*Brief*
Please convert these lines into a JSON list of strings, one string per line, skipping any blank lines.

◆ ◆ ◆ ◆ ◆ ◆ ◆

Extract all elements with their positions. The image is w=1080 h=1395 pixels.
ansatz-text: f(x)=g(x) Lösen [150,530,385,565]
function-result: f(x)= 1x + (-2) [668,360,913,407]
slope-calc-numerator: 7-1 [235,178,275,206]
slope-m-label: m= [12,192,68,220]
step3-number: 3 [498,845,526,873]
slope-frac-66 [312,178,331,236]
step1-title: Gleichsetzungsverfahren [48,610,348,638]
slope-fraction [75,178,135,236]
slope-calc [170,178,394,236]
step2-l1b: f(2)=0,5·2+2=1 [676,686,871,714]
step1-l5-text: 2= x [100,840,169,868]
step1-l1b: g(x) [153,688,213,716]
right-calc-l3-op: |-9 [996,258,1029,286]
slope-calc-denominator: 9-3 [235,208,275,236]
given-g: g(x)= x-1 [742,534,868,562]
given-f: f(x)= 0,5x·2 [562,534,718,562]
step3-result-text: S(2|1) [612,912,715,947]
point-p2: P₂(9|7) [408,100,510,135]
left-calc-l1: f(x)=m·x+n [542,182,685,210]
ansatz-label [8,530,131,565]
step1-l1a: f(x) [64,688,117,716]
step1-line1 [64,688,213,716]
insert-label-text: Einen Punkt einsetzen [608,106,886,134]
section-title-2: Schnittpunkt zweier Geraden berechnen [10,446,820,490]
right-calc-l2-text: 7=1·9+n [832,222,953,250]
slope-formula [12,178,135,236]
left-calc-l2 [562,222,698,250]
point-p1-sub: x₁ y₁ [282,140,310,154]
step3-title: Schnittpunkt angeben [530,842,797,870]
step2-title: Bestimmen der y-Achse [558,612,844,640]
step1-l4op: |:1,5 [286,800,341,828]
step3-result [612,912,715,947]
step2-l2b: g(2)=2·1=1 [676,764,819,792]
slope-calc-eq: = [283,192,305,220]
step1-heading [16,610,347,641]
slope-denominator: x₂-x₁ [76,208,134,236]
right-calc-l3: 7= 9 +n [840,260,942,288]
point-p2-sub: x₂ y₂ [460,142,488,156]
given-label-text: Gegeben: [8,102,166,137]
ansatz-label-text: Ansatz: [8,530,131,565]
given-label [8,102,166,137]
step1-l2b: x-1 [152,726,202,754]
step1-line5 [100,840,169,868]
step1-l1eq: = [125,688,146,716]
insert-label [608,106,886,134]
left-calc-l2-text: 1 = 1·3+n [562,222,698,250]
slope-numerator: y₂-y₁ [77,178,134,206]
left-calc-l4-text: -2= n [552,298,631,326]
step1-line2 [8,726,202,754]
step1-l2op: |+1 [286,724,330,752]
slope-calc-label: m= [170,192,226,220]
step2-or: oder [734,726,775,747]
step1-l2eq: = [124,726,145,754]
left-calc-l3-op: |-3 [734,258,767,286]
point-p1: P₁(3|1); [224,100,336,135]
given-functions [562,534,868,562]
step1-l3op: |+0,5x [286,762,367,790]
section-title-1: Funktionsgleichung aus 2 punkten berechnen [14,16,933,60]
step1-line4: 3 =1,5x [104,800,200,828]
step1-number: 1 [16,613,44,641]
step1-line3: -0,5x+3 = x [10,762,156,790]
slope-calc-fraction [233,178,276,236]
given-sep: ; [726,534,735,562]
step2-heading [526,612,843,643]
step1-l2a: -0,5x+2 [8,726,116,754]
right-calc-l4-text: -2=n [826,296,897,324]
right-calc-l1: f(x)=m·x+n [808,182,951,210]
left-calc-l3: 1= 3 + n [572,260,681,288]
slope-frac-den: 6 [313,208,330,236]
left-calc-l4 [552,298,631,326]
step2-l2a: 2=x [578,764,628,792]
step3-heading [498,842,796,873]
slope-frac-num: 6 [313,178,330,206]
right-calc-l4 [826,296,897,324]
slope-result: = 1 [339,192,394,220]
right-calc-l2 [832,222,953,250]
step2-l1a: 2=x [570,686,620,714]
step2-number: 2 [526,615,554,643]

◆ ◆ ◆ ◆ ◆ ◆ ◆

*Solution for this task*
[
  "Extract all elements with their positions. The image is w=1080 h=1395 pixels.",
  "ansatz-text: f(x)=g(x) Lösen [150,530,385,565]",
  "function-result: f(x)= 1x + (-2) [668,360,913,407]",
  "slope-calc-numerator: 7-1 [235,178,275,206]",
  "slope-m-label: m= [12,192,68,220]",
  "step3-number: 3 [498,845,526,873]",
  "slope-frac-66 [312,178,331,236]",
  "step1-title: Gleichsetzungsverfahren [48,610,348,638]",
  "slope-fraction [75,178,135,236]",
  "slope-calc [170,178,394,236]",
  "step2-l1b: f(2)=0,5·2+2=1 [676,686,871,714]",
  "step1-l5-text: 2= x [100,840,169,868]",
  "step1-l1b: g(x) [153,688,213,716]",
  "right-calc-l3-op: |-9 [996,258,1029,286]",
  "slope-calc-denominator: 9-3 [235,208,275,236]",
  "given-g: g(x)= x-1 [742,534,868,562]",
  "given-f: f(x)= 0,5x·2 [562,534,718,562]",
  "step3-result-text: S(2|1) [612,912,715,947]",
  "point-p2: P₂(9|7) [408,100,510,135]",
  "left-calc-l1: f(x)=m·x+n [542,182,685,210]",
  "ansatz-label [8,530,131,565]",
  "step1-l1a: f(x) [64,688,117,716]",
  "step1-line1 [64,688,213,716]",
  "insert-label-text: Einen Punkt einsetzen [608,106,886,134]",
  "section-title-2: Schnittpunkt zweier Geraden berechnen [10,446,820,490]",
  "right-calc-l2-text: 7=1·9+n [832,222,953,250]",
  "slope-formula [12,178,135,236]",
  "left-calc-l2 [562,222,698,250]",
  "point-p1-sub: x₁ y₁ [282,140,310,154]",
  "step3-title: Schnittpunkt angeben [530,842,797,870]",
  "step2-title: Bestimmen der y-Achse [558,612,844,640]",
  "step1-l4op: |:1,5 [286,800,341,828]",
  "step3-result [612,912,715,947]",
  "step2-l2b: g(2)=2·1=1 [676,764,819,792]",
  "slope-calc-eq: = [283,192,305,220]",
  "step1-heading [16,610,347,641]",
  "slope-denominator: x₂-x₁ [76,208,134,236]",
  "right-calc-l3: 7= 9 +n [840,260,942,288]",
  "point-p2-sub: x₂ y₂ [460,142,488,156]",
  "given-label-text: Gegeben: [8,102,166,137]",
  "ansatz-label-text: Ansatz: [8,530,131,565]",
  "given-label [8,102,166,137]",
  "step1-l2b: x-1 [152,726,202,754]",
  "step1-line5 [100,840,169,868]",
  "step1-l1eq: = [125,688,146,716]",
  "insert-label [608,106,886,134]",
  "left-calc-l2-text: 1 = 1·3+n [562,222,698,250]",
  "slope-numerator: y₂-y₁ [77,178,134,206]",
  "left-calc-l4-text: -2= n [552,298,631,326]",
  "step1-line2 [8,726,202,754]",
  "step1-l2op: |+1 [286,724,330,752]",
  "slope-calc-label: m= [170,192,226,220]",
  "step2-or: oder [734,726,775,747]",
  "step1-l2eq: = [124,726,145,754]",
  "left-calc-l3-op: |-3 [734,258,767,286]",
  "point-p1: P₁(3|1); [224,100,336,135]",
  "given-functions [562,534,868,562]",
  "step1-l3op: |+0,5x [286,762,367,790]",
  "section-title-1: Funktionsgleichung aus 2 punkten berechnen [14,16,933,60]",
  "step1-line4: 3 =1,5x [104,800,200,828]",
  "step1-number: 1 [16,613,44,641]",
  "step1-line3: -0,5x+3 = x [10,762,156,790]",
  "slope-calc-fraction [233,178,276,236]",
  "given-sep: ; [726,534,735,562]",
  "step2-heading [526,612,843,643]",
  "step1-l2a: -0,5x+2 [8,726,116,754]",
  "right-calc-l4-text: -2=n [826,296,897,324]",
  "right-calc-l1: f(x)=m·x+n [808,182,951,210]",
  "left-calc-l3: 1= 3 + n [572,260,681,288]",
  "slope-frac-den: 6 [313,208,330,236]",
  "left-calc-l4 [552,298,631,326]",
  "step2-l2a: 2=x [578,764,628,792]",
  "step3-heading [498,842,796,873]",
  "slope-frac-num: 6 [313,178,330,206]",
  "right-calc-l4 [826,296,897,324]",
  "slope-result: = 1 [339,192,394,220]",
  "right-calc-l2 [832,222,953,250]",
  "step2-l1a: 2=x [570,686,620,714]",
  "step2-number: 2 [526,615,554,643]"
]